- _Short exercise_:
Report, word for word, every line of the material that contains "this".

- _Given entries_:
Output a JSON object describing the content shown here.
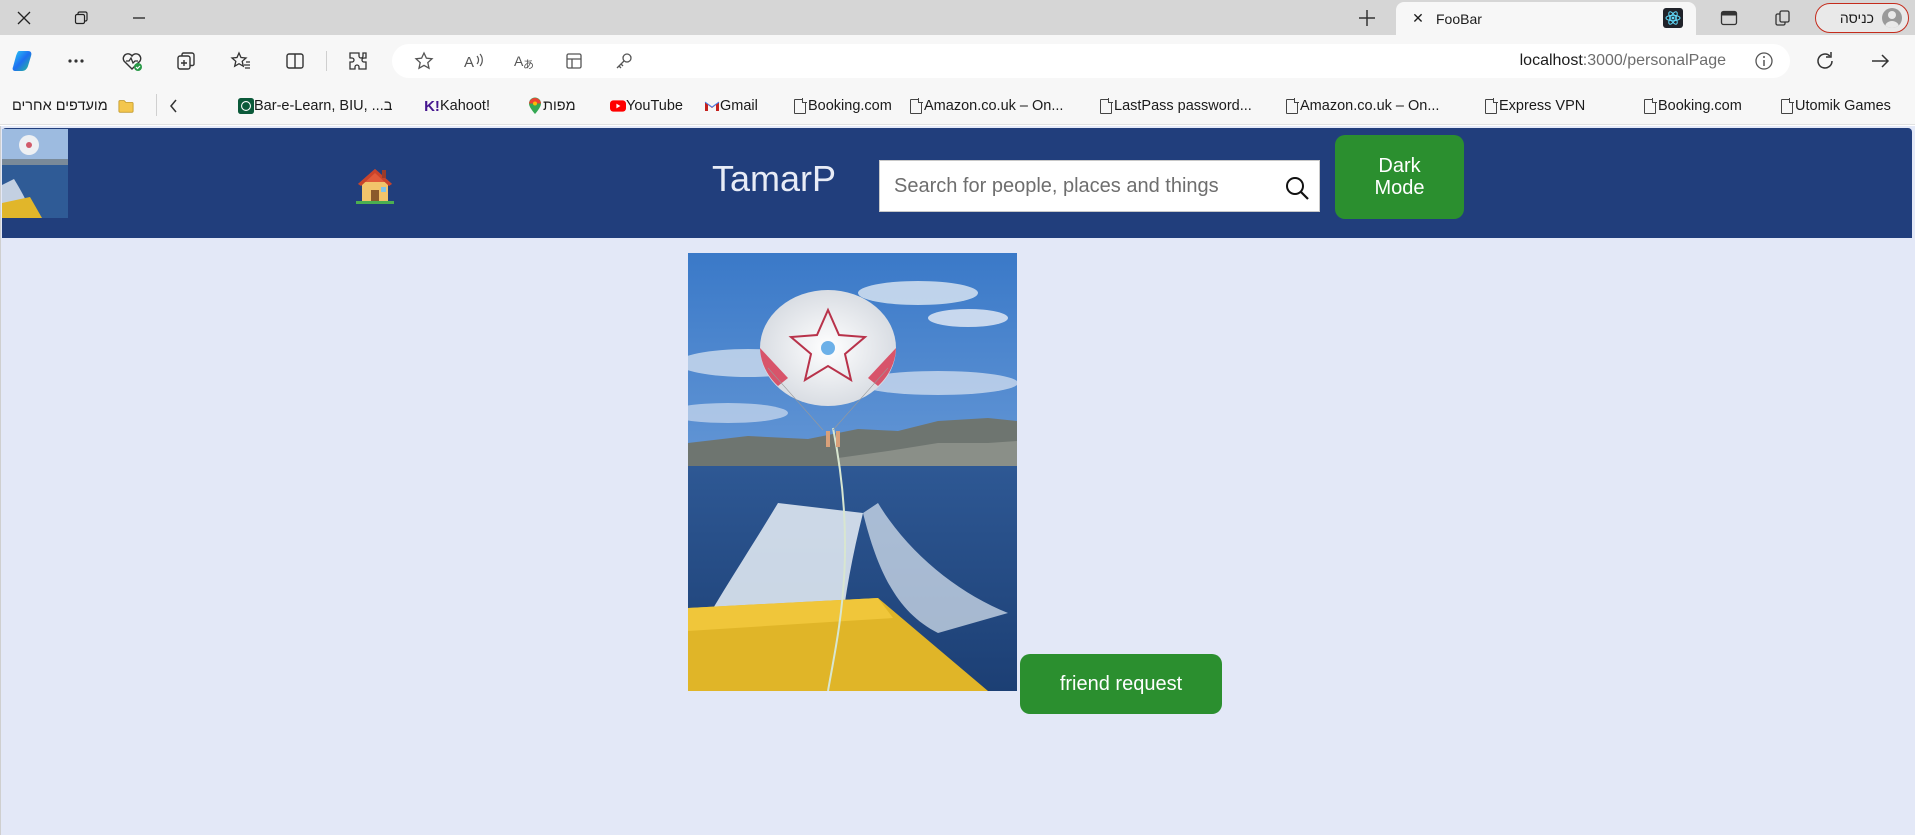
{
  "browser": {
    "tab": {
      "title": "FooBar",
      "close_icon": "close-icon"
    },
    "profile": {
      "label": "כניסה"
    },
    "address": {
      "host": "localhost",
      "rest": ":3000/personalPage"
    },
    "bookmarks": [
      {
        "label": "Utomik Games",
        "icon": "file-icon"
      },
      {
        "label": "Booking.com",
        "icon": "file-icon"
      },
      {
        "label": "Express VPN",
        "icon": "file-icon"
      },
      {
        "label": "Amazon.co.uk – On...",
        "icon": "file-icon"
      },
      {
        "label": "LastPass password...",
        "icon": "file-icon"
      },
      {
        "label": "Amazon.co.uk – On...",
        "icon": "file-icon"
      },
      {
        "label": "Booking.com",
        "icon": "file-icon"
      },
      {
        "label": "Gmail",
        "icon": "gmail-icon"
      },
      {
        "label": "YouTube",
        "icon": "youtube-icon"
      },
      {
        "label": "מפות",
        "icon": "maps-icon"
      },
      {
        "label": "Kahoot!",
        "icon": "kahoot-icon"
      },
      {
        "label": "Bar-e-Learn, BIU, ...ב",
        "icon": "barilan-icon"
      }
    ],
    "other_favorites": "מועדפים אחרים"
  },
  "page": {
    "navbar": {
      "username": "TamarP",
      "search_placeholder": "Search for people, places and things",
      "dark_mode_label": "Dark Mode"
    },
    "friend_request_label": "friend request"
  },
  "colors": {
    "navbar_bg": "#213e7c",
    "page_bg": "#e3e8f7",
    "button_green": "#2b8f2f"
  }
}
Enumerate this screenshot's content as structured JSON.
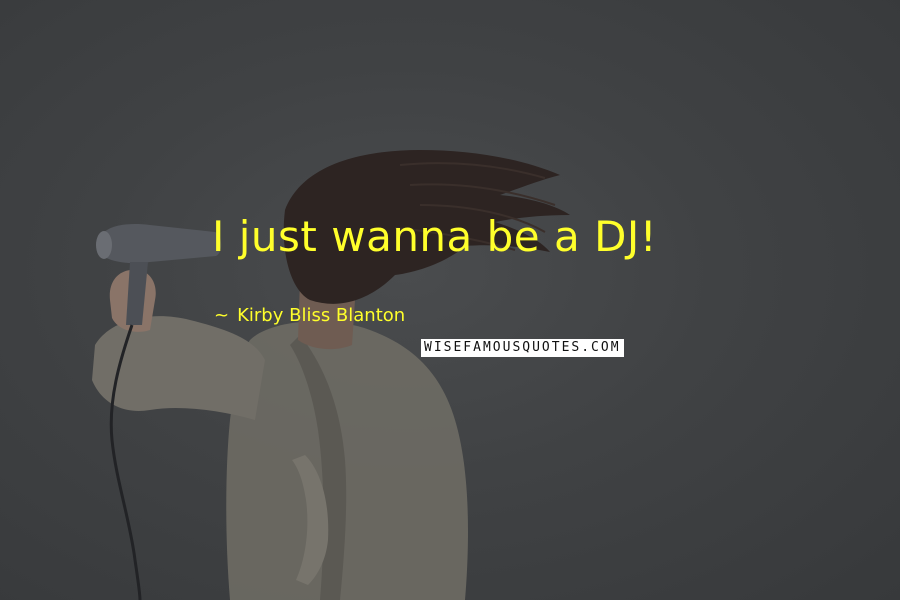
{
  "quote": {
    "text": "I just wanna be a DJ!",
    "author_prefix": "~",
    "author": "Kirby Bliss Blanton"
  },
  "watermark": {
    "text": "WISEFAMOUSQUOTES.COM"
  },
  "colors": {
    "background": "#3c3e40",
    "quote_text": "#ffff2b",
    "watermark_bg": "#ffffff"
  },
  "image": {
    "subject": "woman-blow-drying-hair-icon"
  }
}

* * *

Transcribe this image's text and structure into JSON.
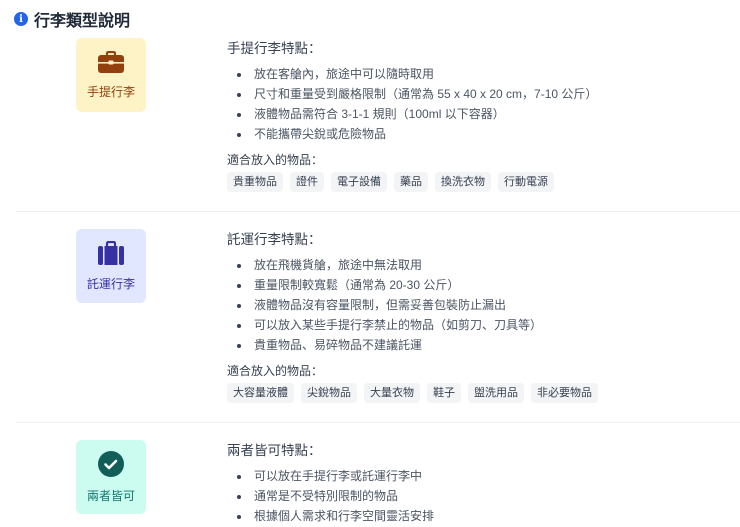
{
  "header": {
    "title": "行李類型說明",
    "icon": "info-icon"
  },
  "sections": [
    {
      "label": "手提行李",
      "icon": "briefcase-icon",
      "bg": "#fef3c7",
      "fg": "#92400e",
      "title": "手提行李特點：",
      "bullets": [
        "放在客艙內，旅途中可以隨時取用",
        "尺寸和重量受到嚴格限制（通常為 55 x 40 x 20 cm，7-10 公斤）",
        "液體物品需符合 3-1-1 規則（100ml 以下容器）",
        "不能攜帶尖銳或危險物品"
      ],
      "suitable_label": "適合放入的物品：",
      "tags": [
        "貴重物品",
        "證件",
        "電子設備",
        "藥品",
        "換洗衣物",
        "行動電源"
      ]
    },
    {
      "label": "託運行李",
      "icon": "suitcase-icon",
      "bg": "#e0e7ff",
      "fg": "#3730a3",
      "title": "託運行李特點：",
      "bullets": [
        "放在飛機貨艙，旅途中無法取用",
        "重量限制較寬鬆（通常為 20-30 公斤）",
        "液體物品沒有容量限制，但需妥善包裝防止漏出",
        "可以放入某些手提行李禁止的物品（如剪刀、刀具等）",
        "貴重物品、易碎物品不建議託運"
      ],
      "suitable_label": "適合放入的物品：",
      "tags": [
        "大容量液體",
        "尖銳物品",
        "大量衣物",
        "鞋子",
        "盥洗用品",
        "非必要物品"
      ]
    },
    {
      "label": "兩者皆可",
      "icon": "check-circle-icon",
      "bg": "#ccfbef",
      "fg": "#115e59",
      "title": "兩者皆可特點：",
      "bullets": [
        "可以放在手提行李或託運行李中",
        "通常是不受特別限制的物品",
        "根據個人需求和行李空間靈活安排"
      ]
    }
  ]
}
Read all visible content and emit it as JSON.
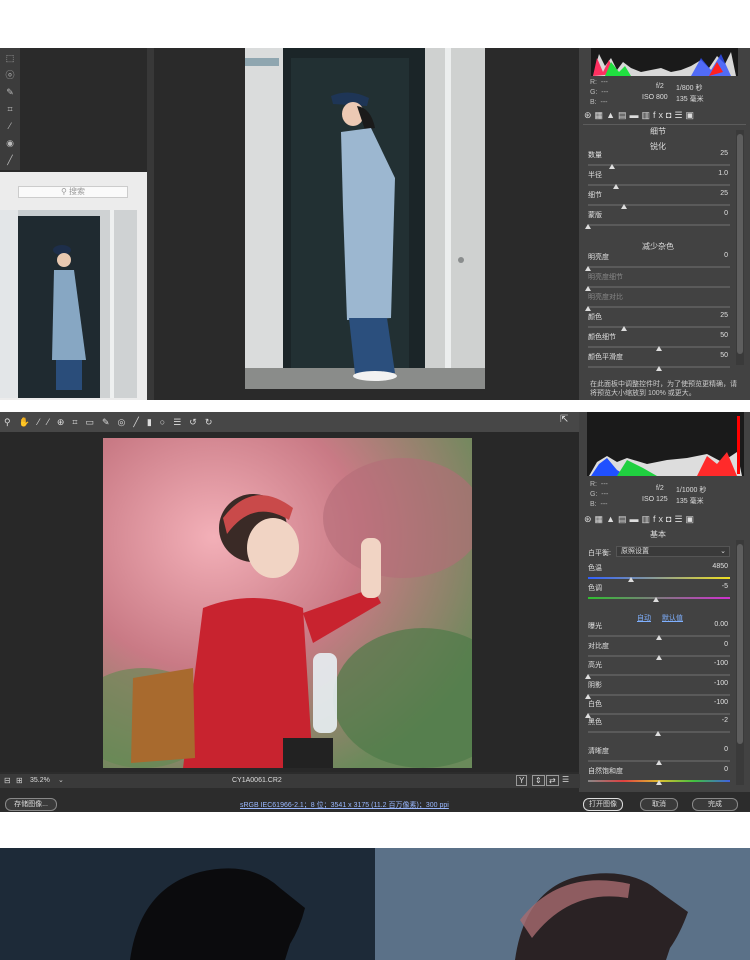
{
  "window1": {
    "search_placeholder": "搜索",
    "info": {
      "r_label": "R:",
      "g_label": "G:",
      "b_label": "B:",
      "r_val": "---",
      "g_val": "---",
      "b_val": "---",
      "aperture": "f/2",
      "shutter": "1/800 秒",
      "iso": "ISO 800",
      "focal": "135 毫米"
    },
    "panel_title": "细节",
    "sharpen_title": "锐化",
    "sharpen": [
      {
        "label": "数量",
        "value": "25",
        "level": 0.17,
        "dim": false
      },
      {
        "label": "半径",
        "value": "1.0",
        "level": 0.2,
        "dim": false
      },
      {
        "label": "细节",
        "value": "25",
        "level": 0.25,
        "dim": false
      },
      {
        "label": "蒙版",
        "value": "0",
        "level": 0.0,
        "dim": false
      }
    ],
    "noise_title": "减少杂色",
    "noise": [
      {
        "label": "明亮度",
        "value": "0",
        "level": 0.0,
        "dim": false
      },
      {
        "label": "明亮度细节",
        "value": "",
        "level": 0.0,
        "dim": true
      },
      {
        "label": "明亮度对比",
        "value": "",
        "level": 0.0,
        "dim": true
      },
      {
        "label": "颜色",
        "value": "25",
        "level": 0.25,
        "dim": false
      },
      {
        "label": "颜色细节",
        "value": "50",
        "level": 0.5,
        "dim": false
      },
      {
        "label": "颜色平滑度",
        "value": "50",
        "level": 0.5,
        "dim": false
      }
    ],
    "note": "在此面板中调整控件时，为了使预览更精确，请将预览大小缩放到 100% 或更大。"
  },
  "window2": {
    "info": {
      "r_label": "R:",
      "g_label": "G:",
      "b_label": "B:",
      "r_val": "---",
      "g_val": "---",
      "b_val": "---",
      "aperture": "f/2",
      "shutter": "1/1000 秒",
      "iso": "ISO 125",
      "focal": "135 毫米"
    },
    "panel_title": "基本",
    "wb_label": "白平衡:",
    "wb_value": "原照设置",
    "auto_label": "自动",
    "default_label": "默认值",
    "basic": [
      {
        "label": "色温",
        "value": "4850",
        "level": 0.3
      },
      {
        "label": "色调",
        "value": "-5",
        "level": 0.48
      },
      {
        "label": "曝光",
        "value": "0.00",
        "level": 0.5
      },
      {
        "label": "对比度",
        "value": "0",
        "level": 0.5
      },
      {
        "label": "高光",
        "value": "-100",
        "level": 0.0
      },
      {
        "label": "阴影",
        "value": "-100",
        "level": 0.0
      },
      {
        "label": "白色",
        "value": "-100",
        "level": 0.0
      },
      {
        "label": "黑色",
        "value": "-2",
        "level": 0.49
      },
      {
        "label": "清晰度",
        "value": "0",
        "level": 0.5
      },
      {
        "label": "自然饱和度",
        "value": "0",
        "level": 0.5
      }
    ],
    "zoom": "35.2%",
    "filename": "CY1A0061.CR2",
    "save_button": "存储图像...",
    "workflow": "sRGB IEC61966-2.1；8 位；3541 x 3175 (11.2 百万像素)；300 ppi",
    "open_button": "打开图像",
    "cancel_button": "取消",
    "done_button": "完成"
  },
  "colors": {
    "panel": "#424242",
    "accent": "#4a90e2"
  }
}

* * *

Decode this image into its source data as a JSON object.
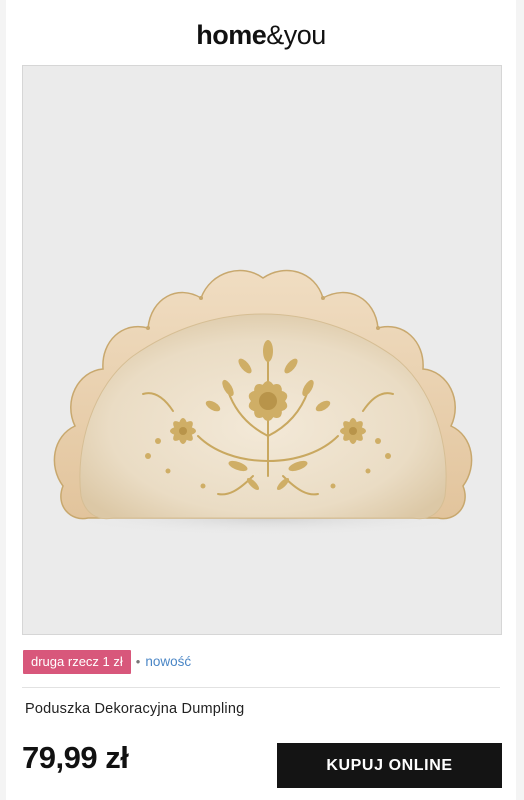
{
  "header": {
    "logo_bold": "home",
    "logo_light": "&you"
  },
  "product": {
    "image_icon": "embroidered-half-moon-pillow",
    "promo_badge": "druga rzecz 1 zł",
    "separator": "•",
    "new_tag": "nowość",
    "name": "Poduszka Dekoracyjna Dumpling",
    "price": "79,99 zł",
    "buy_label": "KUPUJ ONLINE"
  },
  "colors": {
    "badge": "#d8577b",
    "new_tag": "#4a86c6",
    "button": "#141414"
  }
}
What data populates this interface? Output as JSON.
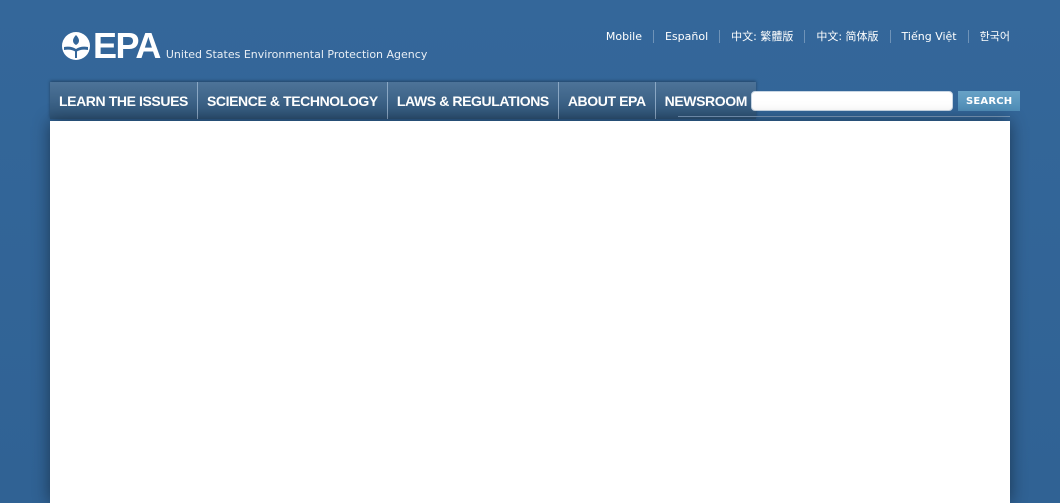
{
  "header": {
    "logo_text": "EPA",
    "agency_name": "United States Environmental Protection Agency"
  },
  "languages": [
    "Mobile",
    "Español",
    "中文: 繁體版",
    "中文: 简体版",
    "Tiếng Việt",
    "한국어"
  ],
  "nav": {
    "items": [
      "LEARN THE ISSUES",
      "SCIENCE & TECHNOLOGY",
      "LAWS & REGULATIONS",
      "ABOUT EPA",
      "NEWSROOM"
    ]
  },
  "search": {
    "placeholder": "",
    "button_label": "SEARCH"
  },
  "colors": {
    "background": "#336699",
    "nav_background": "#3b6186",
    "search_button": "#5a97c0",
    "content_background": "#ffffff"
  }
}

- _The answer_:
Enumerate this screenshot's content as structured JSON.
Transcribe this image's text and structure into JSON.
Decode this image into its source data as a JSON object.
What data populates this interface? Output as JSON.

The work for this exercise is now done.